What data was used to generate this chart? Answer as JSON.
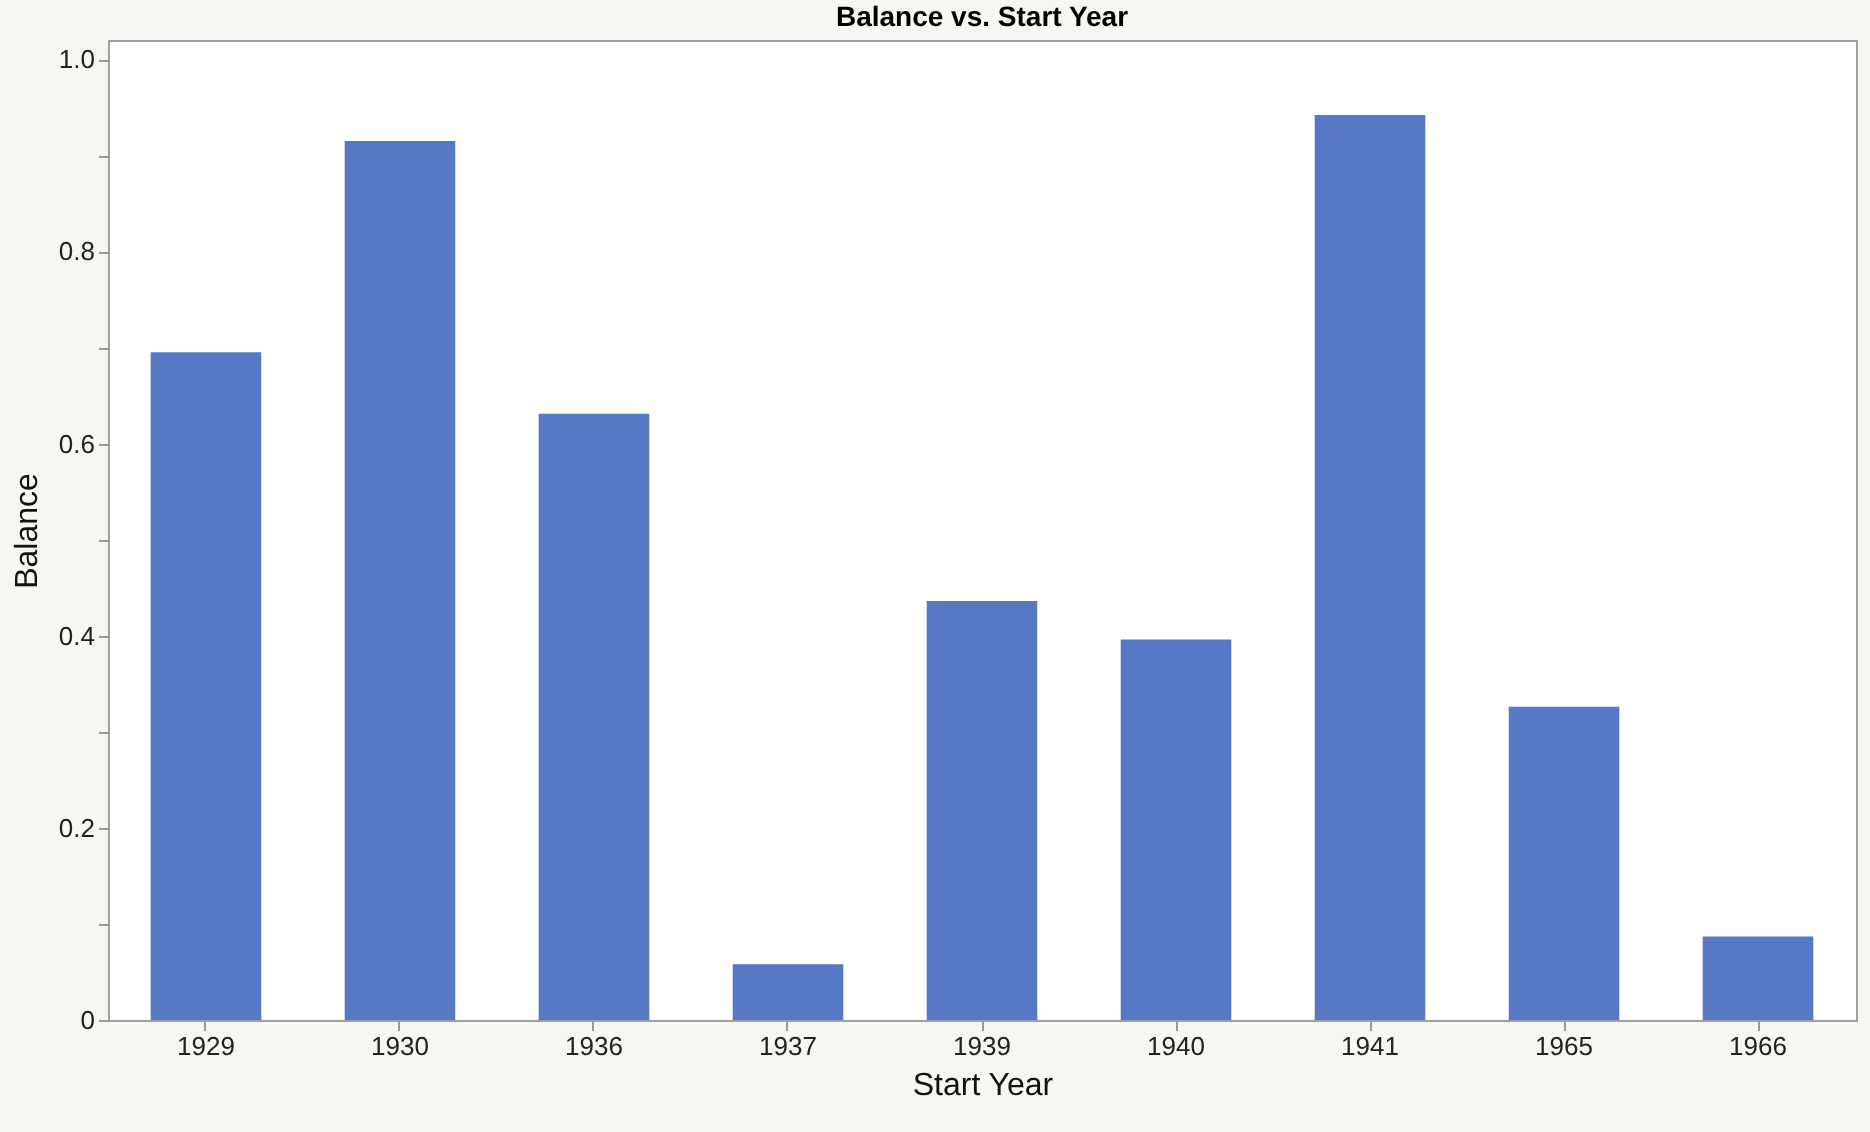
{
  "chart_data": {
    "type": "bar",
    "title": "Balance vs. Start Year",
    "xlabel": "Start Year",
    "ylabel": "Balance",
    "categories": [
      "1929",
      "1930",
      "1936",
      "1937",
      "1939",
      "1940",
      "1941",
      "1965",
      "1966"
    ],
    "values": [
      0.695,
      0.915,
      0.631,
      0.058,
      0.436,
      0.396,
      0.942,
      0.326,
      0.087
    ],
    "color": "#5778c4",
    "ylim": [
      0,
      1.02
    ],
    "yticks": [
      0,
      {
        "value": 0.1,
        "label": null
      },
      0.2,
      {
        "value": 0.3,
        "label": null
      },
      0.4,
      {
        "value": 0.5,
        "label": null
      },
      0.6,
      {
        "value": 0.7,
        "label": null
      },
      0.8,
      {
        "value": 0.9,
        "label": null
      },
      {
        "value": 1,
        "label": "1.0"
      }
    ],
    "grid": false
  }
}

-=-=-=-=-

WHAT TO PRODUCE
Scan the records above for the string "Year", then select every line that holds it.

COMPLETE OUTPUT
    "title": "Balance vs. Start Year",
    "xlabel": "Start Year",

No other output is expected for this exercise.